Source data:
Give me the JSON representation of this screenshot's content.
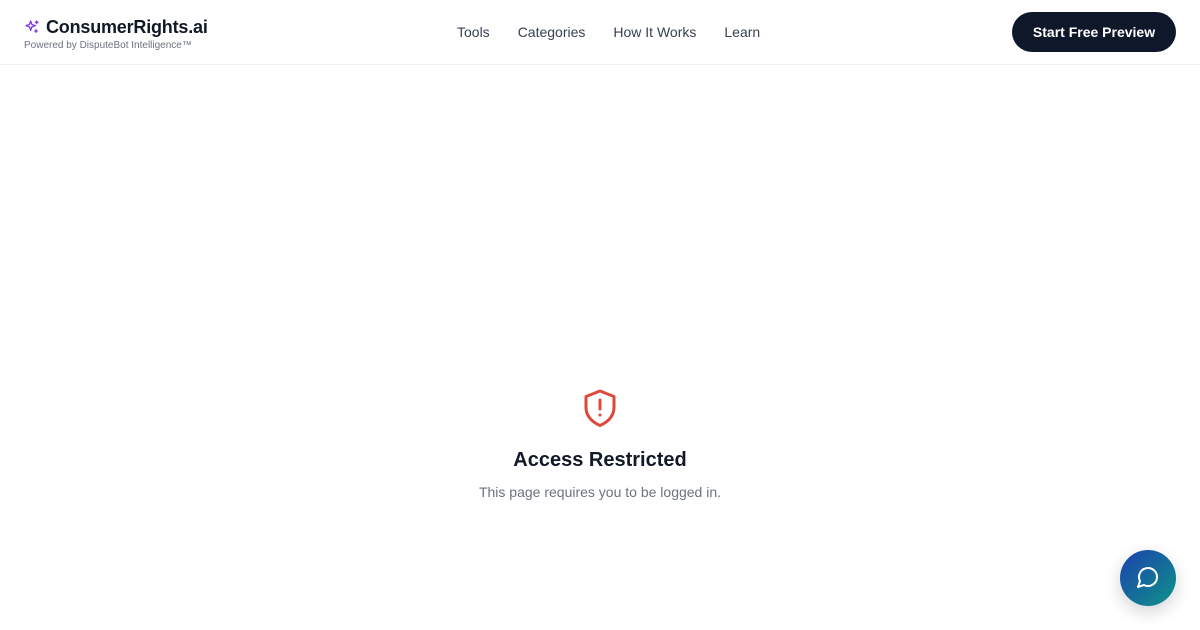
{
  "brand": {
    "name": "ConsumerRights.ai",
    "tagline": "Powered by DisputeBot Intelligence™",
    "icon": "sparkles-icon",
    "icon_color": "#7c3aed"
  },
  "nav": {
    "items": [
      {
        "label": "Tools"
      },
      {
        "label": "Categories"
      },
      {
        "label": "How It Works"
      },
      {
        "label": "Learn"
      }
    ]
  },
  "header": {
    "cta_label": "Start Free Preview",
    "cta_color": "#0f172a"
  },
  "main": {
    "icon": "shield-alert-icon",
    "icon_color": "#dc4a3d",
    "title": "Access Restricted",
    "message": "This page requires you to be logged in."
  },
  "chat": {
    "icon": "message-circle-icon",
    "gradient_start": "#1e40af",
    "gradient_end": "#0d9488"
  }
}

→ **Task requirements**: In your copy, leave out the pictures and reproduce the material above exactly.

→ **Exercise output**:
Give me the JSON representation of this screenshot's content.
{
  "brand": {
    "name": "ConsumerRights.ai",
    "tagline": "Powered by DisputeBot Intelligence™",
    "icon": "sparkles-icon",
    "icon_color": "#7c3aed"
  },
  "nav": {
    "items": [
      {
        "label": "Tools"
      },
      {
        "label": "Categories"
      },
      {
        "label": "How It Works"
      },
      {
        "label": "Learn"
      }
    ]
  },
  "header": {
    "cta_label": "Start Free Preview",
    "cta_color": "#0f172a"
  },
  "main": {
    "icon": "shield-alert-icon",
    "icon_color": "#dc4a3d",
    "title": "Access Restricted",
    "message": "This page requires you to be logged in."
  },
  "chat": {
    "icon": "message-circle-icon",
    "gradient_start": "#1e40af",
    "gradient_end": "#0d9488"
  }
}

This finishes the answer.